Records
········
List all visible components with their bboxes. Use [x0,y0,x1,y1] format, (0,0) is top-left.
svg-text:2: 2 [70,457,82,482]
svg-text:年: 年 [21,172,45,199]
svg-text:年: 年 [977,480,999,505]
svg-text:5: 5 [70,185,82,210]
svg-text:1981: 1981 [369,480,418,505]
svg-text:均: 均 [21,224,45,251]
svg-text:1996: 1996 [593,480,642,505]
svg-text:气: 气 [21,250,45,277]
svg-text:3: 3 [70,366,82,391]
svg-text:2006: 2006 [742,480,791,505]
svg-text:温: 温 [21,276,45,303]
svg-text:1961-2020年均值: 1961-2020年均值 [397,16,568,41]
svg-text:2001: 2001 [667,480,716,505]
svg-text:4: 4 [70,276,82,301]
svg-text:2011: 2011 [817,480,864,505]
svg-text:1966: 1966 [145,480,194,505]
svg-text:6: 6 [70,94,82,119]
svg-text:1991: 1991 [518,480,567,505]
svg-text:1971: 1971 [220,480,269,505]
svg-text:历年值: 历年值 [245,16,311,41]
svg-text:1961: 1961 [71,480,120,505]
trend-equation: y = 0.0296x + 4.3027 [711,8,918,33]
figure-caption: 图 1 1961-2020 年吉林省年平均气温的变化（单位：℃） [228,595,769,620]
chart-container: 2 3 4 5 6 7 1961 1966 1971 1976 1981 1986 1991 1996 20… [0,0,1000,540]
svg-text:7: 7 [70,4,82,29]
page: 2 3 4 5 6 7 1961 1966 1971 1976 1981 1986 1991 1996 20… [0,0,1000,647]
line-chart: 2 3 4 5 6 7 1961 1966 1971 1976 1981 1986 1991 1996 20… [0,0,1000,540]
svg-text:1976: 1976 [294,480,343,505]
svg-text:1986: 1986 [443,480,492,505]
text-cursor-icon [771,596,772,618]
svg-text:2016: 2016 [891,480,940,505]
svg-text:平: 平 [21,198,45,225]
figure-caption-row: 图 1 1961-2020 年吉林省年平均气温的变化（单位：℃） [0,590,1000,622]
········
Directive
Change every "svg-text" in the material to "text-node" and leave everything else as it is.

Response to the exercise
List all visible components with their bboxes. Use [x0,y0,x1,y1] format, (0,0) is top-left.
text-node:2: 2 [70,457,82,482]
text-node:年: 年 [21,172,45,199]
text-node:年: 年 [977,480,999,505]
text-node:5: 5 [70,185,82,210]
text-node:1981: 1981 [369,480,418,505]
text-node:均: 均 [21,224,45,251]
text-node:1996: 1996 [593,480,642,505]
text-node:气: 气 [21,250,45,277]
text-node:3: 3 [70,366,82,391]
text-node:2006: 2006 [742,480,791,505]
text-node:温: 温 [21,276,45,303]
text-node:1961-2020年均值: 1961-2020年均值 [397,16,568,41]
text-node:2001: 2001 [667,480,716,505]
text-node:4: 4 [70,276,82,301]
text-node:2011: 2011 [817,480,864,505]
text-node:1966: 1966 [145,480,194,505]
text-node:6: 6 [70,94,82,119]
text-node:1991: 1991 [518,480,567,505]
text-node:1971: 1971 [220,480,269,505]
text-node:历年值: 历年值 [245,16,311,41]
text-node:1961: 1961 [71,480,120,505]
trend-equation: y = 0.0296x + 4.3027 [711,8,918,33]
figure-caption: 图 1 1961-2020 年吉林省年平均气温的变化（单位：℃） [228,595,769,620]
chart-container: 2 3 4 5 6 7 1961 1966 1971 1976 1981 1986 1991 1996 20… [0,0,1000,540]
text-node:7: 7 [70,4,82,29]
page: 2 3 4 5 6 7 1961 1966 1971 1976 1981 1986 1991 1996 20… [0,0,1000,647]
line-chart: 2 3 4 5 6 7 1961 1966 1971 1976 1981 1986 1991 1996 20… [0,0,1000,540]
text-node:1976: 1976 [294,480,343,505]
text-node:1986: 1986 [443,480,492,505]
text-cursor-icon [771,596,772,618]
text-node:2016: 2016 [891,480,940,505]
text-node:平: 平 [21,198,45,225]
figure-caption-row: 图 1 1961-2020 年吉林省年平均气温的变化（单位：℃） [0,590,1000,622]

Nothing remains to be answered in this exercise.